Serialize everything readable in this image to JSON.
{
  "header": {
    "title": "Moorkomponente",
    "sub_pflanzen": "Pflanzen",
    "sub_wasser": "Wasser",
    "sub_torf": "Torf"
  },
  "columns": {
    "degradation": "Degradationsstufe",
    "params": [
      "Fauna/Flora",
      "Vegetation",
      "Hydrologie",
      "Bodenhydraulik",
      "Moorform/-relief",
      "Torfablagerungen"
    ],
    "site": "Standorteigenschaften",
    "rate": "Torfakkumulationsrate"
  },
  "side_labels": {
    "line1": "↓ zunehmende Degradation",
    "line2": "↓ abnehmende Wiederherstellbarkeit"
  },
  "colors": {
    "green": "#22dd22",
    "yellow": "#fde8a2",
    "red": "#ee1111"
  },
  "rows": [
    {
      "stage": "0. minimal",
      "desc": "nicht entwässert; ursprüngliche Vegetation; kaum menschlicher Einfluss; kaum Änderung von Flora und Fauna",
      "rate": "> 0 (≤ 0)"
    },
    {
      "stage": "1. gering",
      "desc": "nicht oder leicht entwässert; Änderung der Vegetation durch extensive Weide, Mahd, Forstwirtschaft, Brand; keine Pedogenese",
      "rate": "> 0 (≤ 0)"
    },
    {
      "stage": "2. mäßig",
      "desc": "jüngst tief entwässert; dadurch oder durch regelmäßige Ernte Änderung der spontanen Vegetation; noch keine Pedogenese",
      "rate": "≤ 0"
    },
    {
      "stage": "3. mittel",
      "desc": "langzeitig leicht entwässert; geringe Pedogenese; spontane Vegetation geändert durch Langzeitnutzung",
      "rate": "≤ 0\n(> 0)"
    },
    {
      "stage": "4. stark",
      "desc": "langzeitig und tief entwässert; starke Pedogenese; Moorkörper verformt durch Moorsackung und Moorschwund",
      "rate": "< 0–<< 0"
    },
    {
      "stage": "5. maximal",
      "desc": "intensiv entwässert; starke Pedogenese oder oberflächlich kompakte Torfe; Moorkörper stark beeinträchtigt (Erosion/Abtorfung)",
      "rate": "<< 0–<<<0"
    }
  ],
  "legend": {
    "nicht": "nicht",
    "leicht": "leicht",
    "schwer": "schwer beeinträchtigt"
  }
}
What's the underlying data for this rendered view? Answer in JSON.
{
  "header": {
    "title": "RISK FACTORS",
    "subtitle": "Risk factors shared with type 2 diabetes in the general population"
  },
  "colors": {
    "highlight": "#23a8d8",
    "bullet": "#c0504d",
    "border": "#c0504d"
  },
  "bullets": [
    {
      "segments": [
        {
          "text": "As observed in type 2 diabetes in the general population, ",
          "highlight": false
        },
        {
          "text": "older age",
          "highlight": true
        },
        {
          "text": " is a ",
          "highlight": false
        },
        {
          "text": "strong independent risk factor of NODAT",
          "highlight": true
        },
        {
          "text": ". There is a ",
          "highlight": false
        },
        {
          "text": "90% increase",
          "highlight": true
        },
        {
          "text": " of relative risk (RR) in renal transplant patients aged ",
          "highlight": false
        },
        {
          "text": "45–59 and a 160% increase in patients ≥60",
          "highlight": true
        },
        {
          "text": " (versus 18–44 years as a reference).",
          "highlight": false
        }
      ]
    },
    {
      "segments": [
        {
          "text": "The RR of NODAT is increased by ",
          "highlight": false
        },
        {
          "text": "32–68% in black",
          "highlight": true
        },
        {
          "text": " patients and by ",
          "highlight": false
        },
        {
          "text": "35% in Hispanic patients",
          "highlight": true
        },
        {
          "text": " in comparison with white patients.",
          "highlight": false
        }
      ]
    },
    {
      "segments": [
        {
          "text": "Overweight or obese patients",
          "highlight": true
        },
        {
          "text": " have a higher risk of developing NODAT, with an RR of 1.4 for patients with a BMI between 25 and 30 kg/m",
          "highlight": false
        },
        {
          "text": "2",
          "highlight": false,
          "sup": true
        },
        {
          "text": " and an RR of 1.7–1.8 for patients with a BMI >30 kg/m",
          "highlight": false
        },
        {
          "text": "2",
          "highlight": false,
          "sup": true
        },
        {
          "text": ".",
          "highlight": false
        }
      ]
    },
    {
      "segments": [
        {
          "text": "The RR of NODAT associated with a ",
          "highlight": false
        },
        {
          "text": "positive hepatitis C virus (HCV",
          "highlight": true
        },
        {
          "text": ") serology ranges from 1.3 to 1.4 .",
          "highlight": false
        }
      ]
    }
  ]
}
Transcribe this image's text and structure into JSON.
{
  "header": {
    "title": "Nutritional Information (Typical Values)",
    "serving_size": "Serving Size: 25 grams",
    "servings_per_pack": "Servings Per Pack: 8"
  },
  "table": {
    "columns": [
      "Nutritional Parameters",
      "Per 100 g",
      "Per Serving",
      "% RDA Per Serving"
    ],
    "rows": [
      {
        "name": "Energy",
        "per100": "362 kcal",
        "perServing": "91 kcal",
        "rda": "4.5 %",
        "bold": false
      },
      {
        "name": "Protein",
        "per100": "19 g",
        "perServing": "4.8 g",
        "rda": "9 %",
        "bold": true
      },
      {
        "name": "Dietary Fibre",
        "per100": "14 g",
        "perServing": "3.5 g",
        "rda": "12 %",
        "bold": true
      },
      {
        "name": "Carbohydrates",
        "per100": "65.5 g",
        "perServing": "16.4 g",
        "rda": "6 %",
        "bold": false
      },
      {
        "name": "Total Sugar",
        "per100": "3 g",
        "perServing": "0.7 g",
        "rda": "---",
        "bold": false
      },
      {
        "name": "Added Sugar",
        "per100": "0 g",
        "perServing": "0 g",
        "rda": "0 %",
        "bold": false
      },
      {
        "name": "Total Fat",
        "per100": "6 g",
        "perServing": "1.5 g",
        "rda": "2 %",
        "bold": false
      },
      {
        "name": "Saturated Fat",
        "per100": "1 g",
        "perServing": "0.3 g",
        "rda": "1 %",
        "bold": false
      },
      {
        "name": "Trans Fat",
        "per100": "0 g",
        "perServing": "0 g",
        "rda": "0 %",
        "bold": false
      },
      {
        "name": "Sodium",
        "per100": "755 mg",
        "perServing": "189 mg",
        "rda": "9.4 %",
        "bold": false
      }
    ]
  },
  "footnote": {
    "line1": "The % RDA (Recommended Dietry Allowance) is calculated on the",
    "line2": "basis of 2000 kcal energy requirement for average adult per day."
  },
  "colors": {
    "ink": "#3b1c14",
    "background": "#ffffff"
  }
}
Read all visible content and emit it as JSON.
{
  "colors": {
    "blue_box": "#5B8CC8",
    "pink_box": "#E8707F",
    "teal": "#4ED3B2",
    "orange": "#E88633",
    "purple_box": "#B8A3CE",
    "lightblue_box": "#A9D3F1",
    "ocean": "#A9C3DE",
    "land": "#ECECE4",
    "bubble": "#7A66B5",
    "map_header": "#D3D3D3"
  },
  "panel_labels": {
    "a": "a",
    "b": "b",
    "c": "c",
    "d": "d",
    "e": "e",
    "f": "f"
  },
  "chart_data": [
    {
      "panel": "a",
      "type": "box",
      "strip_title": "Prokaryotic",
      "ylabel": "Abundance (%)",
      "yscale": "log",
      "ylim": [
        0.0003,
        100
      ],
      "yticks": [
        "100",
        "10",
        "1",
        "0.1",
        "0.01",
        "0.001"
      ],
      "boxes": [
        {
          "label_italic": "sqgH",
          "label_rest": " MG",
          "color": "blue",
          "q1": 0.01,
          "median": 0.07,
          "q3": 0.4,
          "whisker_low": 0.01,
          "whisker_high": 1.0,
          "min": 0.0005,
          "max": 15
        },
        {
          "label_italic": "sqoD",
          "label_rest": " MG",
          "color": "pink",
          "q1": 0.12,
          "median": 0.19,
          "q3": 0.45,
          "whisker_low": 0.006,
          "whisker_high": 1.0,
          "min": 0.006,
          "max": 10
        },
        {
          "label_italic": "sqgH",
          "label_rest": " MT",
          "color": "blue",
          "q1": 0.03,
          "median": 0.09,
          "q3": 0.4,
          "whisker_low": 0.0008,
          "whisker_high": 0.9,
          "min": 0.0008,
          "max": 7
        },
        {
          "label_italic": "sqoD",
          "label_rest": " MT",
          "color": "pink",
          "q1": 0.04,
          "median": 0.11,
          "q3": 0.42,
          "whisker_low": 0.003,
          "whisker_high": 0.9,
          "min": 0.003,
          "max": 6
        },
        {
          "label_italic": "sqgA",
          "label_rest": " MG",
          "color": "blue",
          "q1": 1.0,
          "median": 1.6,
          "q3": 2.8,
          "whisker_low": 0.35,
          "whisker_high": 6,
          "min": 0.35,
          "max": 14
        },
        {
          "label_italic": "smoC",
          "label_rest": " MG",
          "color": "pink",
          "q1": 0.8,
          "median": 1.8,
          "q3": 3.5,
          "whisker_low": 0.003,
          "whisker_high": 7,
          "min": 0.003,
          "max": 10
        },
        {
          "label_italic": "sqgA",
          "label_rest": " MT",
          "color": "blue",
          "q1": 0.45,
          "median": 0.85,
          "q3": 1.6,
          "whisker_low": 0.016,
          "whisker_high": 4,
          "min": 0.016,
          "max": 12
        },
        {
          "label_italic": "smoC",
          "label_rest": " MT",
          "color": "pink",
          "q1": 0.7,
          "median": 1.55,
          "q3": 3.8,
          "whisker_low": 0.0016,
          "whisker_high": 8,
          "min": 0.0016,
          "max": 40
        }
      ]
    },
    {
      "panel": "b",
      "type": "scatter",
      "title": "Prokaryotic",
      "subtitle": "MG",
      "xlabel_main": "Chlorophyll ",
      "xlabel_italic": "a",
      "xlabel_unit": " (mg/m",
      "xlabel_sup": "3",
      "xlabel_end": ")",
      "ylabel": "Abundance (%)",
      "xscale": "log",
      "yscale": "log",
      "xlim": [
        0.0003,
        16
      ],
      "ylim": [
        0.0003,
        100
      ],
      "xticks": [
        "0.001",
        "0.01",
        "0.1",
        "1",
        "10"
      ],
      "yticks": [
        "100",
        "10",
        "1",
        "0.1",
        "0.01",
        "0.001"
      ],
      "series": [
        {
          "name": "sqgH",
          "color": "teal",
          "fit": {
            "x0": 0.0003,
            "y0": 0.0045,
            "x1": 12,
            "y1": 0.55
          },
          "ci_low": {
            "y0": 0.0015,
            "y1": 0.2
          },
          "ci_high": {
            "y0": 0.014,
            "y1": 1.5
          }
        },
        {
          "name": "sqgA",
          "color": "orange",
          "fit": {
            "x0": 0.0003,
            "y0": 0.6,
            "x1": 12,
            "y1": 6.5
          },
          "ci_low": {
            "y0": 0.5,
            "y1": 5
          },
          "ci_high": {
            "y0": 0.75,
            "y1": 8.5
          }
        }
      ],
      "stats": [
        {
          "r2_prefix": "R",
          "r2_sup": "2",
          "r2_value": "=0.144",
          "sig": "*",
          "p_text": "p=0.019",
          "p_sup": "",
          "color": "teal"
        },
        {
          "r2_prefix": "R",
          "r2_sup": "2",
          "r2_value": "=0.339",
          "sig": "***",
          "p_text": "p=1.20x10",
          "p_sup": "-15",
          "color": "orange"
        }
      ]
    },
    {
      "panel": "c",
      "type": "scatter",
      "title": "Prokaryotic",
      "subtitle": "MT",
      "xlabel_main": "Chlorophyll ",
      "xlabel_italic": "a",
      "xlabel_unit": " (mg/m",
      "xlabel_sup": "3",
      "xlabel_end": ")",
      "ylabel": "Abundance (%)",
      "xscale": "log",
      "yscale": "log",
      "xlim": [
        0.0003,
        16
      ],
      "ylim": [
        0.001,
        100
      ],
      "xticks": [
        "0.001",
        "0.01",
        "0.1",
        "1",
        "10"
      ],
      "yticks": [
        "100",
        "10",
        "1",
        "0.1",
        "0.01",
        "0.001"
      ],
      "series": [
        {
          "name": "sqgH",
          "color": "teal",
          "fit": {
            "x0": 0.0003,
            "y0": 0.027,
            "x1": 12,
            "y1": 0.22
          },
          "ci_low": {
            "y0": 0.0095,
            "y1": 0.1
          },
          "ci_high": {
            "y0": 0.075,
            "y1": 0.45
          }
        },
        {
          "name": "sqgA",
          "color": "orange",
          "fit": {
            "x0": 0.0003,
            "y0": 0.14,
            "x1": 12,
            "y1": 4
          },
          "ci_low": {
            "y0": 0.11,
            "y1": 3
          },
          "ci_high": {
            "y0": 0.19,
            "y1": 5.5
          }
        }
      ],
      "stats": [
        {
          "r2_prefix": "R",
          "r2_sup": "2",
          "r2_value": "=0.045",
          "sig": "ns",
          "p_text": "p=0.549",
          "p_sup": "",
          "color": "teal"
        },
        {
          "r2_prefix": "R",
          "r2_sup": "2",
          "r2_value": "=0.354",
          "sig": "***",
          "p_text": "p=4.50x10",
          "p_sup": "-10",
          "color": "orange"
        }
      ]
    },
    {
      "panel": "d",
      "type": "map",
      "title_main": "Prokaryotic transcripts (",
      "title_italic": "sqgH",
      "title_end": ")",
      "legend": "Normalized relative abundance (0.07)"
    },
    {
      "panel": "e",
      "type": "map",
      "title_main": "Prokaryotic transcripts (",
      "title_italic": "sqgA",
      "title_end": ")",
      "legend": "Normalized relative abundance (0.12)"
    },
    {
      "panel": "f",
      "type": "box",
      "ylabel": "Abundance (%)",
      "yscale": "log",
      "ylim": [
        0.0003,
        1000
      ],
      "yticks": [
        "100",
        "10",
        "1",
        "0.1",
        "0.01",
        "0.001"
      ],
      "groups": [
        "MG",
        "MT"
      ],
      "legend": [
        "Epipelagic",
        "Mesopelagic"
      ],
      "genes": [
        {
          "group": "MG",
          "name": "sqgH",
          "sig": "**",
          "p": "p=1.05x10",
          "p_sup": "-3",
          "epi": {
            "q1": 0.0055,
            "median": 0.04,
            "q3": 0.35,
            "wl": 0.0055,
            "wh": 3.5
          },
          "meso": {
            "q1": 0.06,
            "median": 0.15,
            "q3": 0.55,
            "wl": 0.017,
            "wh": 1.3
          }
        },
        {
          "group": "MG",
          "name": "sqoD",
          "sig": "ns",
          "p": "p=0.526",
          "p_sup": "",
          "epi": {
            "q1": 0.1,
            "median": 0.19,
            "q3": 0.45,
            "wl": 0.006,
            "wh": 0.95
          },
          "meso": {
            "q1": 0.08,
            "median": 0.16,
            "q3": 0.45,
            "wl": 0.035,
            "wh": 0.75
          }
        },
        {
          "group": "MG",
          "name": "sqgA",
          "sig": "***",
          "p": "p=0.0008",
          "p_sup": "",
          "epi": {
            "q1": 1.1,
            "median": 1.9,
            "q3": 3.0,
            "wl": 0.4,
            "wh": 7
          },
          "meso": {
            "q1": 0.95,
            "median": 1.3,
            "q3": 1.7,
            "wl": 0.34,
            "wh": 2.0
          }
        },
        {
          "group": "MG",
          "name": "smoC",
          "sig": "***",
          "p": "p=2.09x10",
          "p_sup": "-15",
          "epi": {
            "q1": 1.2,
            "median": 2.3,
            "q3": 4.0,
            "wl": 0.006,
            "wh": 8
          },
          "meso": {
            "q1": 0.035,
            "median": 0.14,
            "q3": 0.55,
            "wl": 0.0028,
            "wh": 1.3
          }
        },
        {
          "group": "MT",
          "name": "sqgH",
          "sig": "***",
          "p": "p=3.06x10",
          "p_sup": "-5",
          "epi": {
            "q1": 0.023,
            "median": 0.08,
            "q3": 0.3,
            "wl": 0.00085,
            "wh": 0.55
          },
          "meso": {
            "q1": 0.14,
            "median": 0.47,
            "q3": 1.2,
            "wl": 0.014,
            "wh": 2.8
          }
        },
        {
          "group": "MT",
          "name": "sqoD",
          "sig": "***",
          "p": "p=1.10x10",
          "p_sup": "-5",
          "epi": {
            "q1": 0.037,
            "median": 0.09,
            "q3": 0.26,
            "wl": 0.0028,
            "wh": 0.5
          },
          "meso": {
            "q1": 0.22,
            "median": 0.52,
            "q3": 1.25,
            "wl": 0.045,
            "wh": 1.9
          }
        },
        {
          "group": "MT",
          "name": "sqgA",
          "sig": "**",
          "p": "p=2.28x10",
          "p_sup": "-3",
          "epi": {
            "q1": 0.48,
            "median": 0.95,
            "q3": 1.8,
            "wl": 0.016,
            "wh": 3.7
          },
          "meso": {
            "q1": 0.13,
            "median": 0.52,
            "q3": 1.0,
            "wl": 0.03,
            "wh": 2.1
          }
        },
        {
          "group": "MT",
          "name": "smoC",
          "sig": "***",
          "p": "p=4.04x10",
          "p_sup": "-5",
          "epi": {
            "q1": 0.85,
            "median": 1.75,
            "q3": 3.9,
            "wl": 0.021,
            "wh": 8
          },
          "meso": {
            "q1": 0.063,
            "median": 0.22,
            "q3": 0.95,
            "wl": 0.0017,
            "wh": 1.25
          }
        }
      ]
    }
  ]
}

**ASSIGNMENT**
Your reply should be one number: the count of lines above that hold the word "this".

**RESPONSE AREA**
3